### DATA FOR THE TASK
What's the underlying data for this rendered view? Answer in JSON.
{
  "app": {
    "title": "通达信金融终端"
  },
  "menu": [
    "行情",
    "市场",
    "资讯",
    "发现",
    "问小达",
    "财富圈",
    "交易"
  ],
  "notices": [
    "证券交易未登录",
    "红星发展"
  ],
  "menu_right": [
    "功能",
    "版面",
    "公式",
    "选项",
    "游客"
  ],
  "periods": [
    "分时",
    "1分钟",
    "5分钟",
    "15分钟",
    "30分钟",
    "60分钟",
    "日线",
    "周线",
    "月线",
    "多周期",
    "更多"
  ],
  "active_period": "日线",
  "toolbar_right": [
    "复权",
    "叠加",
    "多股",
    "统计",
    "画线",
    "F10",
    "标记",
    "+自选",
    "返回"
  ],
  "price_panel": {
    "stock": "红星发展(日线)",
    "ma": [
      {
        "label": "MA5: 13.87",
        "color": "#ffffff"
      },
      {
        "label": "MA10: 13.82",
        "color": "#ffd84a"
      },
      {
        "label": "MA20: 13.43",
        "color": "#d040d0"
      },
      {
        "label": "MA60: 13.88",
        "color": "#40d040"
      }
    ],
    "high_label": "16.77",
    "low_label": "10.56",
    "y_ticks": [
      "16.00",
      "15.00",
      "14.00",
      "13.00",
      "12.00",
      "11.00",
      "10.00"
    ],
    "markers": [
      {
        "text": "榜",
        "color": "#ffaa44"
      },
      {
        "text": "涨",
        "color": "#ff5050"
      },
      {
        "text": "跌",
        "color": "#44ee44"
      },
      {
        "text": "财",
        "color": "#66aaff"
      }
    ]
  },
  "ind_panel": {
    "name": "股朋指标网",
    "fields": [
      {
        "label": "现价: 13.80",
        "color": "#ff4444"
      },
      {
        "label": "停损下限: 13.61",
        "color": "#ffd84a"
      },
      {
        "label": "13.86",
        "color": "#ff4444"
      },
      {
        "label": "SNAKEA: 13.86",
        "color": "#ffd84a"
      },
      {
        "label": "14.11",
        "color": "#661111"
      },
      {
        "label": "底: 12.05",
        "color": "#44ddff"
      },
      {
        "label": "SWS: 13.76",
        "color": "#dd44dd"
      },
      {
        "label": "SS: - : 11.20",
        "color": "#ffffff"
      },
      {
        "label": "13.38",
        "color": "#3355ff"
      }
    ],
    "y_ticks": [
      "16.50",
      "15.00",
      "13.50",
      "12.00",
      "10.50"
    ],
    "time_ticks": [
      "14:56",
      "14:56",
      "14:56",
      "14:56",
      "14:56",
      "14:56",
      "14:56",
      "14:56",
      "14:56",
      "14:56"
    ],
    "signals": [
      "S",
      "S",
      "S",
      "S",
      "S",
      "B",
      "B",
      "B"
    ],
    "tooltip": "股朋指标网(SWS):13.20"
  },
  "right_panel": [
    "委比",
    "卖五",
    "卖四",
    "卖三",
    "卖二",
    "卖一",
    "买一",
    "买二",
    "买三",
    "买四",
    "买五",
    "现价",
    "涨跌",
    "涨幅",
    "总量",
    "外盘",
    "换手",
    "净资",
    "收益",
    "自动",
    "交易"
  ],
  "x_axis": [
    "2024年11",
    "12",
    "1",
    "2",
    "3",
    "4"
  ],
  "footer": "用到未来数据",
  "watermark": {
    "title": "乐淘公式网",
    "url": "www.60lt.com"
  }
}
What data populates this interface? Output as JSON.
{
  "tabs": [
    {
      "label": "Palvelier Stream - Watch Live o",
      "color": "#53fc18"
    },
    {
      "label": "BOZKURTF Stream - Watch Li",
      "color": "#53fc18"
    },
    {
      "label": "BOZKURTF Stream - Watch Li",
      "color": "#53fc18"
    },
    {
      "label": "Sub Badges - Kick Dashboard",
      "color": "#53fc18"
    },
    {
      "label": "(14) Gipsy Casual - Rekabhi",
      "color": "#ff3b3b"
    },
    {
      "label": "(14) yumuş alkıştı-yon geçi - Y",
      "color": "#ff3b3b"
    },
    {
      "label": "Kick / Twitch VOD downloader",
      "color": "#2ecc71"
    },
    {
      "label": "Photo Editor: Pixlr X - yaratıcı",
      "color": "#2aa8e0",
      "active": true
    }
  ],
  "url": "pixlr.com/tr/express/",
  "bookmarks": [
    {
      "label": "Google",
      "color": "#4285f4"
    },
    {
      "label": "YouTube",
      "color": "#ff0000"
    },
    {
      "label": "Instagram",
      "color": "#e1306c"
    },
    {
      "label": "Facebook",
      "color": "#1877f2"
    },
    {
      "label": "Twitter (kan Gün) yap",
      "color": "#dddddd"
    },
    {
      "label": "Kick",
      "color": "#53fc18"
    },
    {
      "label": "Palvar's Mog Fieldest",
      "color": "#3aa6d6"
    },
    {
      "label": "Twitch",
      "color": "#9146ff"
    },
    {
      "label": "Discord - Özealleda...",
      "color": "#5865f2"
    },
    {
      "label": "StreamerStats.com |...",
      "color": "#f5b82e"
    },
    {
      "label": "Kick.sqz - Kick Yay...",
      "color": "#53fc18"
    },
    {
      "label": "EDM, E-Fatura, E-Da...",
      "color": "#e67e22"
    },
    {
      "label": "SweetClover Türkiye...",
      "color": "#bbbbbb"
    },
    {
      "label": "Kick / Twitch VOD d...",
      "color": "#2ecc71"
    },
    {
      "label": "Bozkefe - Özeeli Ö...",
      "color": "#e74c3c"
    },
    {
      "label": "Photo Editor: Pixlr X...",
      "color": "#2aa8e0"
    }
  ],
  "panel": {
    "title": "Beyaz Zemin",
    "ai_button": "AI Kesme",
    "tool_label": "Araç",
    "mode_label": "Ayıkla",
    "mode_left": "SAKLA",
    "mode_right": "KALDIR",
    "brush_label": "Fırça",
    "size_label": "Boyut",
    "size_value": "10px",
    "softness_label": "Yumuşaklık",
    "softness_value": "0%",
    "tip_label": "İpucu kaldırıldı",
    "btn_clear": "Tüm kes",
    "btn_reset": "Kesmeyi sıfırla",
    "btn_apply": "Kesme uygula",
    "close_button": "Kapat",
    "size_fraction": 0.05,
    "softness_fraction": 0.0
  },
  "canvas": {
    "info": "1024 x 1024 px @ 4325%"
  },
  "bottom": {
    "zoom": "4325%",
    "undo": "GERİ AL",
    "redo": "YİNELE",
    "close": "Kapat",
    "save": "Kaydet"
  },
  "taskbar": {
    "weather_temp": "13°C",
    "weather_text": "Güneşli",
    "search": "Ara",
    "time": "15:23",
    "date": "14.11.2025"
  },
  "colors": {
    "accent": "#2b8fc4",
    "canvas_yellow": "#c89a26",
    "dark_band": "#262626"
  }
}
######
Write out every line of the entries that holds the word "Photo".

      "label": "Photo Editor: Pixlr X - yaratıcı",
      "label": "Photo Editor: Pixlr X...",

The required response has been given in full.